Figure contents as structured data
# # # # # # #
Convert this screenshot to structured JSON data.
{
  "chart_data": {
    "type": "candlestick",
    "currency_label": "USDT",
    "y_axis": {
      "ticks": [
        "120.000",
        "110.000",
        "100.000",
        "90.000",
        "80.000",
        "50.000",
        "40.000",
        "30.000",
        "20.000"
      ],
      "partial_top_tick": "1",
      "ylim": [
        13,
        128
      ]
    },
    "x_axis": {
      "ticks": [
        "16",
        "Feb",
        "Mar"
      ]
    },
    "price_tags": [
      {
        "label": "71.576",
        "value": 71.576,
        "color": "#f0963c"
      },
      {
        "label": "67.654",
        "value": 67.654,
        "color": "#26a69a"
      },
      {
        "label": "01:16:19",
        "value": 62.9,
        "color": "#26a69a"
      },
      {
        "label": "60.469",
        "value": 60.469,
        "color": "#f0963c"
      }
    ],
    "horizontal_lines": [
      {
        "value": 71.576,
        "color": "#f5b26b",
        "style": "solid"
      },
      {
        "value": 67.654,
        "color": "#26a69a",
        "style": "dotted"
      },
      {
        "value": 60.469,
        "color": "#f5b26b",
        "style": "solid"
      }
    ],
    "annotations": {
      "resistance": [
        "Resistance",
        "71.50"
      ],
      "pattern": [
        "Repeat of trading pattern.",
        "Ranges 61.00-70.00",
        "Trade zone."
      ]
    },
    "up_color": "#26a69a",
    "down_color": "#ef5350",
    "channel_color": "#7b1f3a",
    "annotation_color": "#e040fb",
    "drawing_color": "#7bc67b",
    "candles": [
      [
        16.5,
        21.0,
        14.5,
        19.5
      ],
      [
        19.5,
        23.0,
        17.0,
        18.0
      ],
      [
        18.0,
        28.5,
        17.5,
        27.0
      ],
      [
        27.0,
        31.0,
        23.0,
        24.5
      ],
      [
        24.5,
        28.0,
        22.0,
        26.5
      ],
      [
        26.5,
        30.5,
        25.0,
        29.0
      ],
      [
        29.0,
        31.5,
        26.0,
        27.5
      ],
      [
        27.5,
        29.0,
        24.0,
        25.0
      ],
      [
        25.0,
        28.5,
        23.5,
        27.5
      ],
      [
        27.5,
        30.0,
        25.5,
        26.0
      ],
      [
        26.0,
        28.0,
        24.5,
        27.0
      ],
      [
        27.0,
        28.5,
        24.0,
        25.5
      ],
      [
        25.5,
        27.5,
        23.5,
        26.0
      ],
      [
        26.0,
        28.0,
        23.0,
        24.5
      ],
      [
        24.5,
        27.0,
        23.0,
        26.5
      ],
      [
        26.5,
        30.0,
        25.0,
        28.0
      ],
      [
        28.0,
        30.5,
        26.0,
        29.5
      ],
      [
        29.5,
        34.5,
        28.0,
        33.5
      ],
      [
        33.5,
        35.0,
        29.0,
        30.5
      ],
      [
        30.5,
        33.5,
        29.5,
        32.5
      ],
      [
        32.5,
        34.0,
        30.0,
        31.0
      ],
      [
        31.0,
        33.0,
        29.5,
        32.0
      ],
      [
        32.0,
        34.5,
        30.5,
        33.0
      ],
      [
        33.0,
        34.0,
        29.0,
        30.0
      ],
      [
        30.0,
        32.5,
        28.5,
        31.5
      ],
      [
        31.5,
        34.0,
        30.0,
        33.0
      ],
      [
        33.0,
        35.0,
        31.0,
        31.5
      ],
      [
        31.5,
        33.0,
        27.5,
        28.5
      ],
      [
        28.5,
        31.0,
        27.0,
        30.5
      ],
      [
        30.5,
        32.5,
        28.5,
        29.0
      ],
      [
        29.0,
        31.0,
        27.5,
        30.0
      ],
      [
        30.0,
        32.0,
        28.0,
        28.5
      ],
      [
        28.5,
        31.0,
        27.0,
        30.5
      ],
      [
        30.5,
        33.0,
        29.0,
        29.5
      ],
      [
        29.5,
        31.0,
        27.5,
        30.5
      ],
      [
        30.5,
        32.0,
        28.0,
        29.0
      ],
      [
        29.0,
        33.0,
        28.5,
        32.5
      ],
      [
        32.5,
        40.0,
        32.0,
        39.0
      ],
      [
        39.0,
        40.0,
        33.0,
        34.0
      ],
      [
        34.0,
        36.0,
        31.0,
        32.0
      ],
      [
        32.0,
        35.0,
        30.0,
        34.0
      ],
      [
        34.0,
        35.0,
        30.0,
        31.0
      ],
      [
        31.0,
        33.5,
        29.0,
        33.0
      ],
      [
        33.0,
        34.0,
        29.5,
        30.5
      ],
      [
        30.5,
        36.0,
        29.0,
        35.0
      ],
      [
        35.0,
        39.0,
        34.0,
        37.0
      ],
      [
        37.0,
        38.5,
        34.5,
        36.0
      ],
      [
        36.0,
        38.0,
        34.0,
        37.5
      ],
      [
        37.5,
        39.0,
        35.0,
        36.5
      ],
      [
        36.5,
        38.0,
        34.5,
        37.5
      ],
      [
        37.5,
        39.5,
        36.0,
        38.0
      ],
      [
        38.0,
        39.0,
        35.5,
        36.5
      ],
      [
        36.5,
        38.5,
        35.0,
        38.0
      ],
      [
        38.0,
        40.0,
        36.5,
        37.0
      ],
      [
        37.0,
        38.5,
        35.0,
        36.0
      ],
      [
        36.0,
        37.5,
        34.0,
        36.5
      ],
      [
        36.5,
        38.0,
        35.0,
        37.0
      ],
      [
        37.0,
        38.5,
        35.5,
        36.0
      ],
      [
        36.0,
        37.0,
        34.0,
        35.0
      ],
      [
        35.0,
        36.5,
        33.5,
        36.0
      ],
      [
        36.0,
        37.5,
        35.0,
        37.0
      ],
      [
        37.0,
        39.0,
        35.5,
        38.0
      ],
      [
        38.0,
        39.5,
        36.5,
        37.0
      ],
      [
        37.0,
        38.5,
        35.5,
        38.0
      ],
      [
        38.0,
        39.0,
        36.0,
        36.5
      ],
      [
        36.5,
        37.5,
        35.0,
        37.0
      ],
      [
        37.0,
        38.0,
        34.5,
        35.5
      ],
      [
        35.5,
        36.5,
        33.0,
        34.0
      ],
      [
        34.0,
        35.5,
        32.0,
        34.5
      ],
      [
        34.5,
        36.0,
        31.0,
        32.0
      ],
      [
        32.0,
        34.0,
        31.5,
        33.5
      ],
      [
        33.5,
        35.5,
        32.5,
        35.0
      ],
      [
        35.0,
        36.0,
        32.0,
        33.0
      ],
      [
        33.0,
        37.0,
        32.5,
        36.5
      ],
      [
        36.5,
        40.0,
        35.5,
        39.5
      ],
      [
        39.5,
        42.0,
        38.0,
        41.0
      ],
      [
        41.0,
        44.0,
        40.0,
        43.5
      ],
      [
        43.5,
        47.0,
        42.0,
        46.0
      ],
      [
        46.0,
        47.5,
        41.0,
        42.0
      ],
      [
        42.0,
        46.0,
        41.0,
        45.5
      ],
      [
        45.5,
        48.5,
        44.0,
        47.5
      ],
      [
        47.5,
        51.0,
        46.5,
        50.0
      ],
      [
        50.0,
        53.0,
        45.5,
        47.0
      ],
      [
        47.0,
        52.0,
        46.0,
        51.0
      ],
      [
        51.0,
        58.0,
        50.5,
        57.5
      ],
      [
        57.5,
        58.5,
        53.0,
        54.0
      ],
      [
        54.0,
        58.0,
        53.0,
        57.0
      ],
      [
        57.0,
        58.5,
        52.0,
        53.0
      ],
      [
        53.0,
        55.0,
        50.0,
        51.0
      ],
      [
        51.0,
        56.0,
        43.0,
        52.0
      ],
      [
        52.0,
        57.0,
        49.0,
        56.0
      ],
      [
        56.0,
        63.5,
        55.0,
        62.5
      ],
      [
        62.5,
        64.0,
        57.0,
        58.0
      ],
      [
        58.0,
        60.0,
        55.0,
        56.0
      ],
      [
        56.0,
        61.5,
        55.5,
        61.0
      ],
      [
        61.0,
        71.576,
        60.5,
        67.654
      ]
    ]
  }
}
# # # # # # #
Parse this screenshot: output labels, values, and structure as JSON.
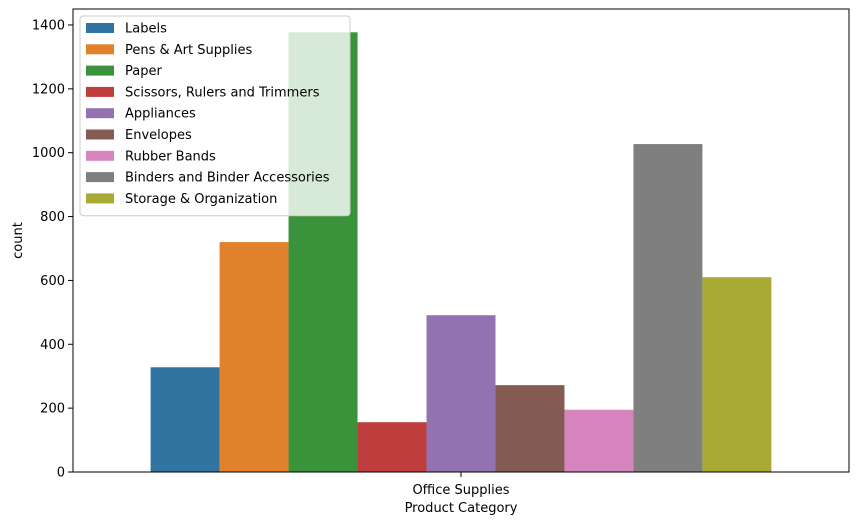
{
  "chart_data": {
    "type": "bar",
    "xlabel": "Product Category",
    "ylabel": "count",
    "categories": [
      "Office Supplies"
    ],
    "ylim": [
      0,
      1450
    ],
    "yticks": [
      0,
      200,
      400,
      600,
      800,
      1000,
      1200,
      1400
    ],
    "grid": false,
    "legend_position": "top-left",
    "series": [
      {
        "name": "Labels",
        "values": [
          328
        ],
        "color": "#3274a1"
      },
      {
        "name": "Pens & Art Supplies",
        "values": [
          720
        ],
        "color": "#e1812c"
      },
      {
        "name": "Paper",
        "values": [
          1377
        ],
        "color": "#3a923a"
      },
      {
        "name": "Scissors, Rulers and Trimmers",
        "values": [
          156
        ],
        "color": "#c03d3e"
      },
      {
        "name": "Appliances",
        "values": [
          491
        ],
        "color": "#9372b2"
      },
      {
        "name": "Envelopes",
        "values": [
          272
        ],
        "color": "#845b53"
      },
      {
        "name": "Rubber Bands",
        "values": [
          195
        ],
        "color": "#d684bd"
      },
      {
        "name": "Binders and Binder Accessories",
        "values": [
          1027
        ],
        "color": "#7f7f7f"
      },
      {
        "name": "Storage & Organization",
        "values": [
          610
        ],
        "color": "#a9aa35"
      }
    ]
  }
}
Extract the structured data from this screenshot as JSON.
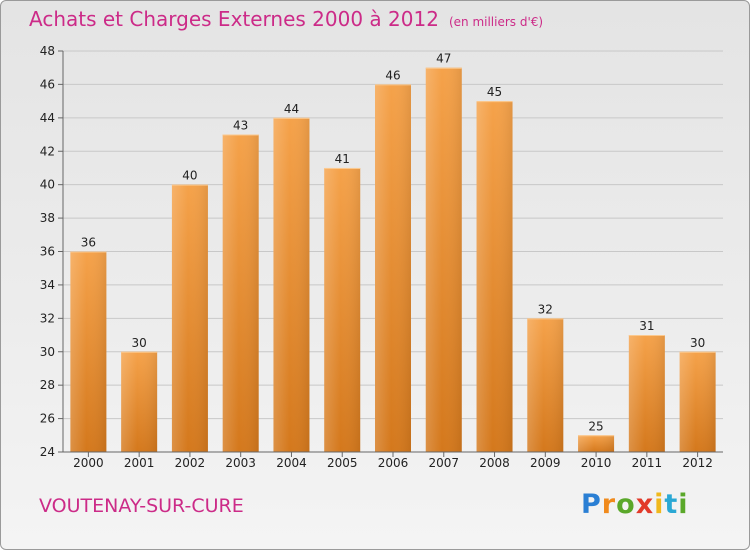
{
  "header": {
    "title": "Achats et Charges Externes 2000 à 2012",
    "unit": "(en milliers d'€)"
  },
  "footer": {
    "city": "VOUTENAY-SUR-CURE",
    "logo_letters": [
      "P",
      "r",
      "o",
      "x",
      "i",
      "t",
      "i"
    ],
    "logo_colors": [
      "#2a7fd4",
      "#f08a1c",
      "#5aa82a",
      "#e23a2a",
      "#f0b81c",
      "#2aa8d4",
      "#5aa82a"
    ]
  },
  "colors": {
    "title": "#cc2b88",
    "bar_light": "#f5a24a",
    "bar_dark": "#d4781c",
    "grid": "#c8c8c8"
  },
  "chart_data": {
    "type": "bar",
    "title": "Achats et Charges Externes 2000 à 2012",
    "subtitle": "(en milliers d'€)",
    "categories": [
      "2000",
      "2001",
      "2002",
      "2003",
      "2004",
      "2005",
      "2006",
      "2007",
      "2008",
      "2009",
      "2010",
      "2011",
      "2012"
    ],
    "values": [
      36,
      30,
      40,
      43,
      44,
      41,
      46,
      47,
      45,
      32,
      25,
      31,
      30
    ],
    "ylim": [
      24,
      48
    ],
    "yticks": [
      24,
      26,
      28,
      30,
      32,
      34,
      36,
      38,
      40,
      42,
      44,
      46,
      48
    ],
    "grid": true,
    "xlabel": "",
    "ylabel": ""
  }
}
# # # # # # #
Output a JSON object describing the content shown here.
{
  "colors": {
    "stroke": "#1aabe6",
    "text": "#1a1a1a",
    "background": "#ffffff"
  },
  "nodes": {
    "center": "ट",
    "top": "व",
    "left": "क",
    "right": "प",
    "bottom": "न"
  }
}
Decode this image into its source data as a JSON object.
# # # # # # #
Set task -> Return exactly the lines from the line that has "Output a JSON" to the line that has "Decode this image", both of them included.

Finished task ->
Output a JSON object describing the content shown here.
{
  "colors": {
    "stroke": "#1aabe6",
    "text": "#1a1a1a",
    "background": "#ffffff"
  },
  "nodes": {
    "center": "ट",
    "top": "व",
    "left": "क",
    "right": "प",
    "bottom": "न"
  }
}
Decode this image into its source data as a JSON object.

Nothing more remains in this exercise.